- _Written problem_: Exclude the pictures and return every line exactly as written.

- _Provided information_:
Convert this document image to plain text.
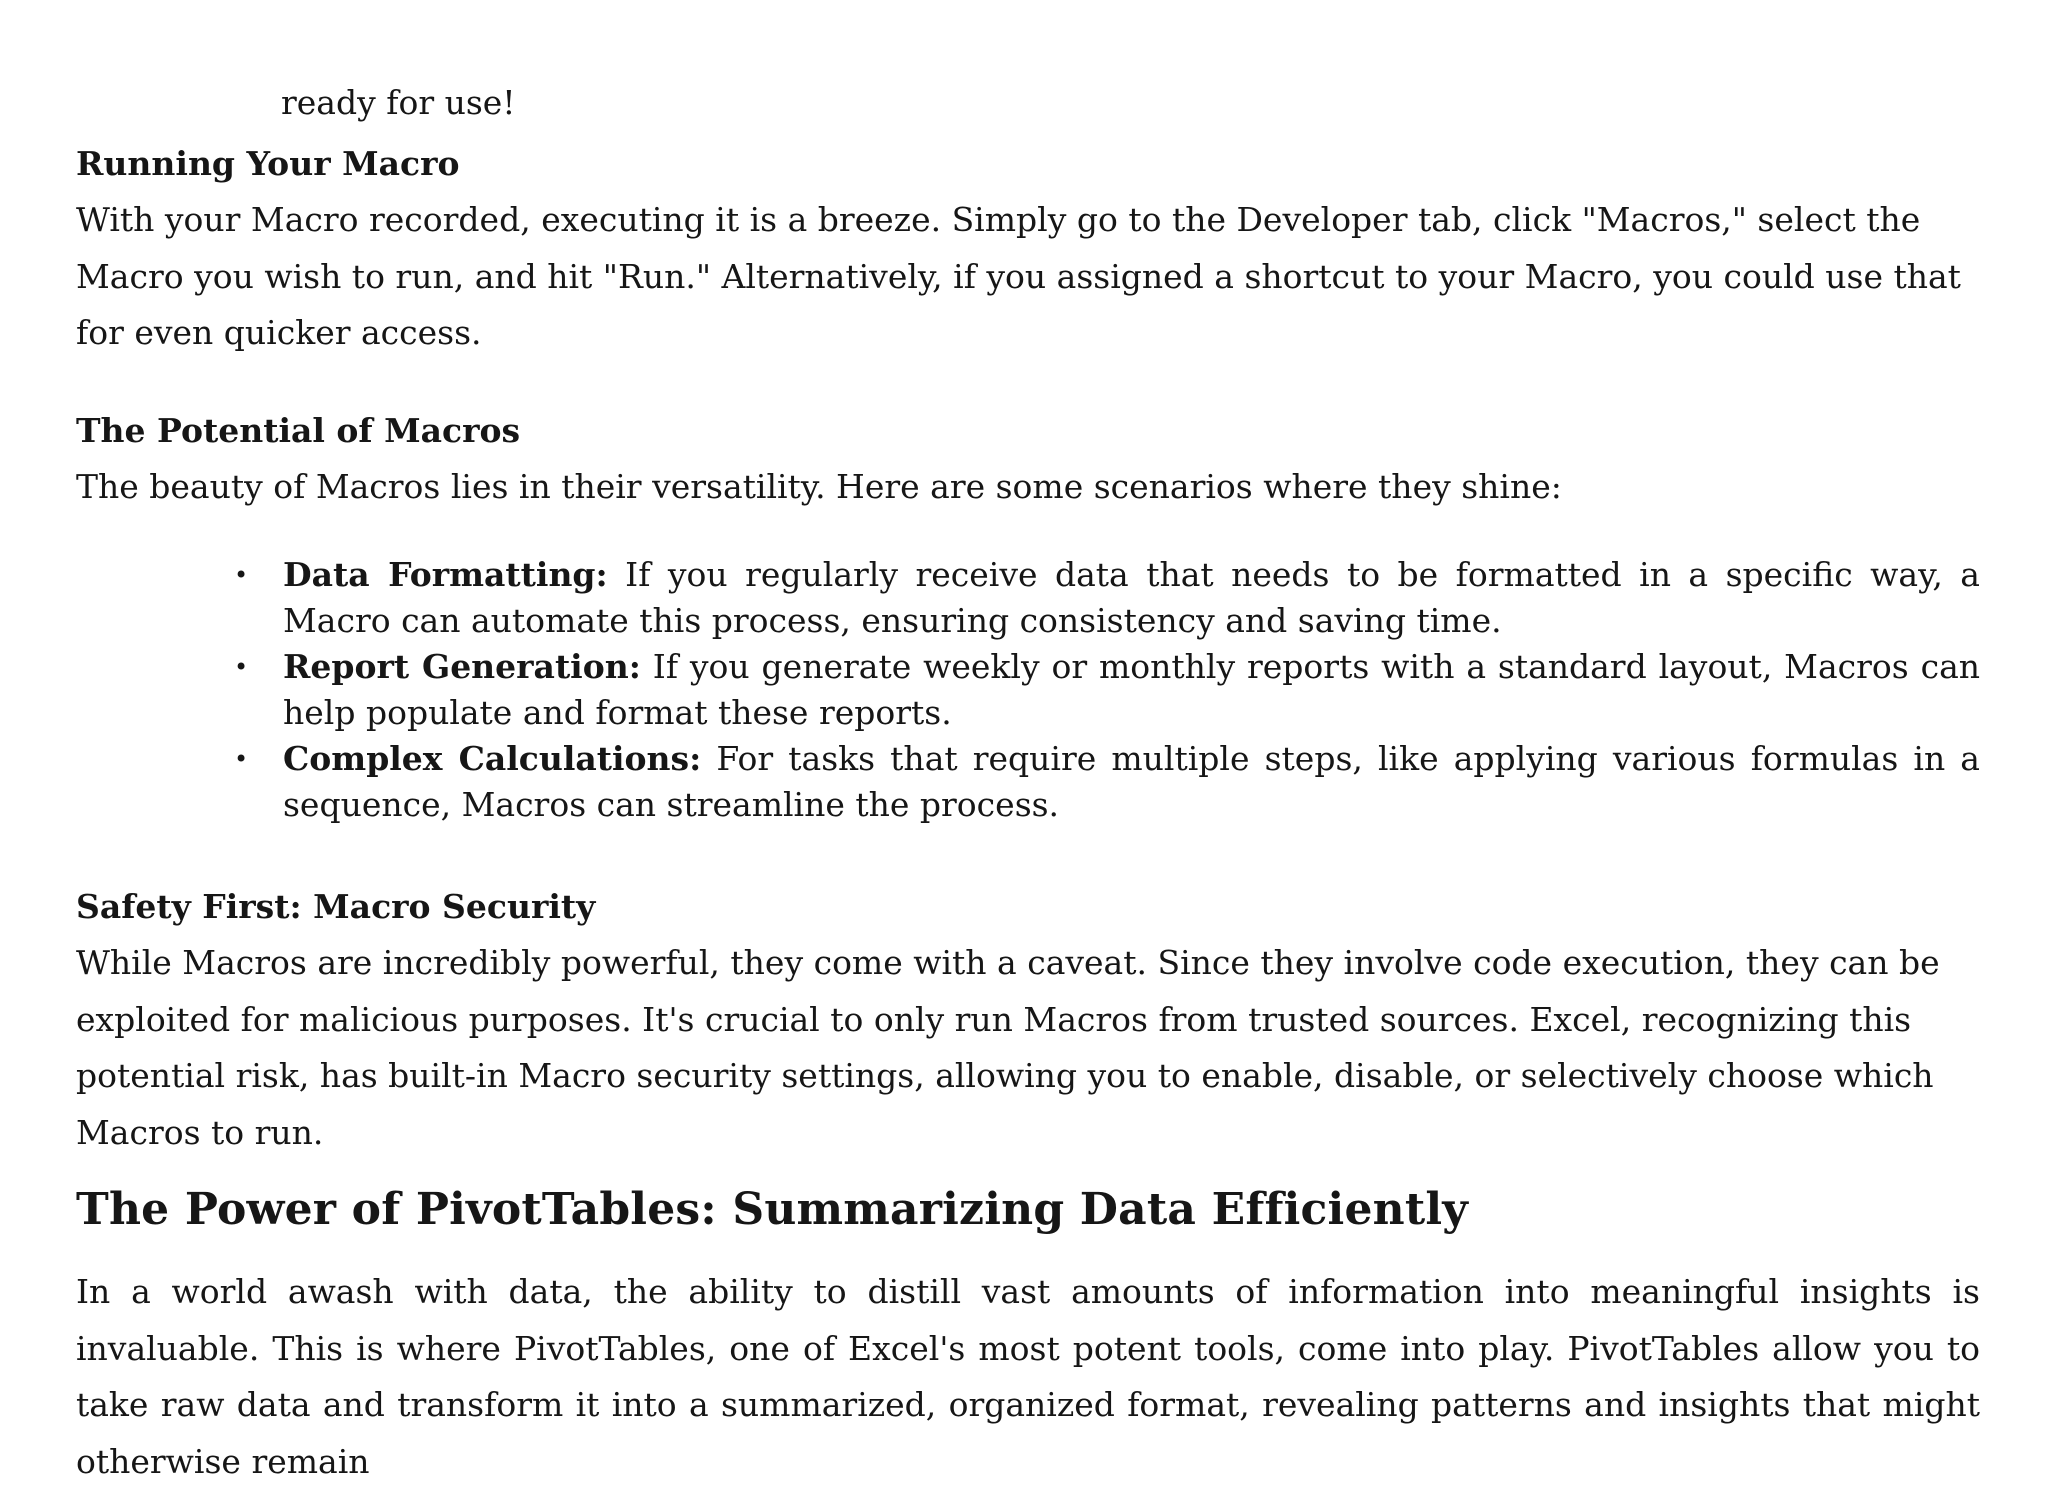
ready for use!

Running Your Macro

With your Macro recorded, executing it is a breeze. Simply go to the Developer tab, click "Macros," select the Macro you wish to run, and hit "Run." Alternatively, if you assigned a shortcut to your Macro, you could use that for even quicker access.

The Potential of Macros

The beauty of Macros lies in their versatility. Here are some scenarios where they shine:

• Data Formatting: If you regularly receive data that needs to be formatted in a specific way, a Macro can automate this process, ensuring consistency and saving time.
• Report Generation: If you generate weekly or monthly reports with a standard layout, Macros can help populate and format these reports.
• Complex Calculations: For tasks that require multiple steps, like applying various formulas in a sequence, Macros can streamline the process.
Safety First: Macro Security

While Macros are incredibly powerful, they come with a caveat. Since they involve code execution, they can be exploited for malicious purposes. It's crucial to only run Macros from trusted sources. Excel, recognizing this potential risk, has built-in Macro security settings, allowing you to enable, disable, or selectively choose which Macros to run.

The Power of PivotTables: Summarizing Data Efficiently

In a world awash with data, the ability to distill vast amounts of information into meaningful insights is invaluable. This is where PivotTables, one of Excel's most potent tools, come into play. PivotTables allow you to take raw data and transform it into a summarized, organized format, revealing patterns and insights that might otherwise remain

- _In response_:
Convert this document image to plain text.
ready for use!

Running Your Macro

With your Macro recorded, executing it is a breeze. Simply go to the Developer tab, click "Macros," select the Macro you wish to run, and hit "Run." Alternatively, if you assigned a shortcut to your Macro, you could use that for even quicker access.

The Potential of Macros

The beauty of Macros lies in their versatility. Here are some scenarios where they shine:

• Data Formatting: If you regularly receive data that needs to be formatted in a specific way, a Macro can automate this process, ensuring consistency and saving time.
• Report Generation: If you generate weekly or monthly reports with a standard layout, Macros can help populate and format these reports.
• Complex Calculations: For tasks that require multiple steps, like applying various formulas in a sequence, Macros can streamline the process.
Safety First: Macro Security

While Macros are incredibly powerful, they come with a caveat. Since they involve code execution, they can be exploited for malicious purposes. It's crucial to only run Macros from trusted sources. Excel, recognizing this potential risk, has built-in Macro security settings, allowing you to enable, disable, or selectively choose which Macros to run.

The Power of PivotTables: Summarizing Data Efficiently

In a world awash with data, the ability to distill vast amounts of information into meaningful insights is invaluable. This is where PivotTables, one of Excel's most potent tools, come into play. PivotTables allow you to take raw data and transform it into a summarized, organized format, revealing patterns and insights that might otherwise remain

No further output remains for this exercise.